■ Text section ■
= Beginning of Section =
The five-show season already is halfway sold out, Conner said. Shows will include “Beehive,”  June 12 – July 18; “Ain’t Misbehavin,'” July 31 to Aug. 29; a “Best of Candlelight” review, Sept. 18 – Oct. 31; and “A Christmas Carol By Candlelight,” Nov. 20 – Dec. 22, which is combination of act one of “A Christmas Carol” and act two of “Christmas by Candlelight” with a lot of sacred and secular music.
The theater survived its year-plus shutdown with a combination of grants, loans, donations, summer concerts and season pass holders making a gift of their tickets and passes. Even so, staff was laid off in August to help weather the storm.
This show makes the first time actress Hallie Hargus has been in a show since December 2019. She plays Jane, who thinks her biggest worry is trying to decide whether to return to work now that her baby is 3 months old.
While the show may sound pretty heavy for a return to theater in these trying times, Hargus said it’s definitely a comedy, although some people may fit it more comfortably into the dramedy role.
With a degree in musical theater from Northern Kentucky University, she made a living in theater until the pandemic struck and work dried up. Hargus has been working as an activities coordinator for a retirement home.
“I feel very fortunate to have been vaccinated through my job,” she said, “and so I feel pretty ready to go. As long as people are ready to come back and be part of our audience, I’m ready to see them.”
She’s not sure how she will feel opening night.
“Actually being in front of an audience will be a little surreal,” she said. “I might just have to wait and see until I really get an audience how that’s gonna be.”
All four actors are on stage without masks about half of the show, she said.
“We are able to leave our masks backstage so that during the play the audience will not, hopefully, be thinking about masks and coronavirus,” she said.
Doing a show while having a day job has been an interesting experience.
“This week, especially,” she said. “We’re doing all of our technical rehearsals. And those are just a little longer, a little more frequent, and I’m definitely feeling stretched in a few different directions.”
But she’s ready to be back on stage with an audience.
“We’re all very excited,” she said. “I’m thrilled just to get back in our little old barn in Arden and put it all together.”
= End of Section =
■ Work instructions ■
According to the theater article, where did Hallie Hargus earn her degree in musical theater?

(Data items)
= Beginning of Section =
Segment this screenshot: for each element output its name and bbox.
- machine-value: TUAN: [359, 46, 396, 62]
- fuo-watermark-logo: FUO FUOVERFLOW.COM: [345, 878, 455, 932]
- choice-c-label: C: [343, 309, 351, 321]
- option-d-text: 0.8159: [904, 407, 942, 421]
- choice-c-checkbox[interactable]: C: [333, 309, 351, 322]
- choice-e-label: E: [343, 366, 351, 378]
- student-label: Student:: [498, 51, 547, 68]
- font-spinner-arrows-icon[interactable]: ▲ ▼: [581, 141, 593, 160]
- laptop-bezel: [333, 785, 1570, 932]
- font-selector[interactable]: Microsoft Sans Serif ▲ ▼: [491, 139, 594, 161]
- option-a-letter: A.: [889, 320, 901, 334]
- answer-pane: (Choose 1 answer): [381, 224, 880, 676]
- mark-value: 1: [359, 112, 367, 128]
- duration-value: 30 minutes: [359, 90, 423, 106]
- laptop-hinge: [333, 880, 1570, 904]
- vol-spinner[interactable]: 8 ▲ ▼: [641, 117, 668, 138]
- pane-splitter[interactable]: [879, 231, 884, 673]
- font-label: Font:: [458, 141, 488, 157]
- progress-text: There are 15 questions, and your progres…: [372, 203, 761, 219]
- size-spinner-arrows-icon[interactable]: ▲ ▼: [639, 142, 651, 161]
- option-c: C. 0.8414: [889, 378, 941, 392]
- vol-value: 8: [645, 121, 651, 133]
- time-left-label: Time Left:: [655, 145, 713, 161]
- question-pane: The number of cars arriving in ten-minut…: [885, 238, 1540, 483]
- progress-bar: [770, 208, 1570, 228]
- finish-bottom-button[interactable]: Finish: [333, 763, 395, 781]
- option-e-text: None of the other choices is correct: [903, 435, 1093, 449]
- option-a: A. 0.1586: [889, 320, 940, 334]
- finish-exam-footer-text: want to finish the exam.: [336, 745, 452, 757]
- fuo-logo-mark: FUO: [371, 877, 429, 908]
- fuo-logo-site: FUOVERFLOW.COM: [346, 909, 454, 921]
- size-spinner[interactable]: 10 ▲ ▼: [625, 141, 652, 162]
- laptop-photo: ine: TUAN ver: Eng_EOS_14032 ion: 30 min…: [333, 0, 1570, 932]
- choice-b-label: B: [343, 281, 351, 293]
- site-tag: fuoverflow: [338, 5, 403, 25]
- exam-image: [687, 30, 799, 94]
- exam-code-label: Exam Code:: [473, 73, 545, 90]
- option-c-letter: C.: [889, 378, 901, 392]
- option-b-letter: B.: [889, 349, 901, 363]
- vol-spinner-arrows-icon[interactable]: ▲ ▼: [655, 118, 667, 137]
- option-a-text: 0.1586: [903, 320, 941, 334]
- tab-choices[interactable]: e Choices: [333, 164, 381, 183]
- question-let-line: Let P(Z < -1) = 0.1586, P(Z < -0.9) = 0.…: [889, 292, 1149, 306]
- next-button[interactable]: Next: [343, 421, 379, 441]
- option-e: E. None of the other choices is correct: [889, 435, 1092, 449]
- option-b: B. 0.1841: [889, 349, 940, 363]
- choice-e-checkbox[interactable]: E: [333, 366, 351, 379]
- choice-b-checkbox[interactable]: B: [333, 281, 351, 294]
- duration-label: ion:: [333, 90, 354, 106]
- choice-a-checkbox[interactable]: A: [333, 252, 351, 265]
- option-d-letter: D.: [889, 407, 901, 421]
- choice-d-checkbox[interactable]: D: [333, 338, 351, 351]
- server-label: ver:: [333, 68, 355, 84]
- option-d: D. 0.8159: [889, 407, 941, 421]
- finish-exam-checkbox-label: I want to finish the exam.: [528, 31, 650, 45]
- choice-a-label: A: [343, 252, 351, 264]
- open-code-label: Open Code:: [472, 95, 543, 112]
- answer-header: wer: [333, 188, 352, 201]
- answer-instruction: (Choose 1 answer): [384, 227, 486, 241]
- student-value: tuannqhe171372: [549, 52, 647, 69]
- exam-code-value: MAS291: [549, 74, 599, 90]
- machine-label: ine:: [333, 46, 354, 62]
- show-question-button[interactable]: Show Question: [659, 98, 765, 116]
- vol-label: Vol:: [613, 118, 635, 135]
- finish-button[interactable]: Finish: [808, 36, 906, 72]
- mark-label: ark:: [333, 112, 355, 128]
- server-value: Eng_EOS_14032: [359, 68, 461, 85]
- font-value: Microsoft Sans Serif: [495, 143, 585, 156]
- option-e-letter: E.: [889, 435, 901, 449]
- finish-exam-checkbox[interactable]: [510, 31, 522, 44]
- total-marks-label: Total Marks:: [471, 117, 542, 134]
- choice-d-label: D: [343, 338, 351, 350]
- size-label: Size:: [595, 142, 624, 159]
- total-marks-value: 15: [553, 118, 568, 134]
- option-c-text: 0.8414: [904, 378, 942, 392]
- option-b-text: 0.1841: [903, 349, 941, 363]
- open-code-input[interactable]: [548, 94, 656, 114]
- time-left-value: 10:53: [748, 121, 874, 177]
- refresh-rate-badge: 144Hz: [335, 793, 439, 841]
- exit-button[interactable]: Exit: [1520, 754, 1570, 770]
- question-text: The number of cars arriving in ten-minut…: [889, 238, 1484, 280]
= End of Section =
■ Answer space ■
Northern Kentucky University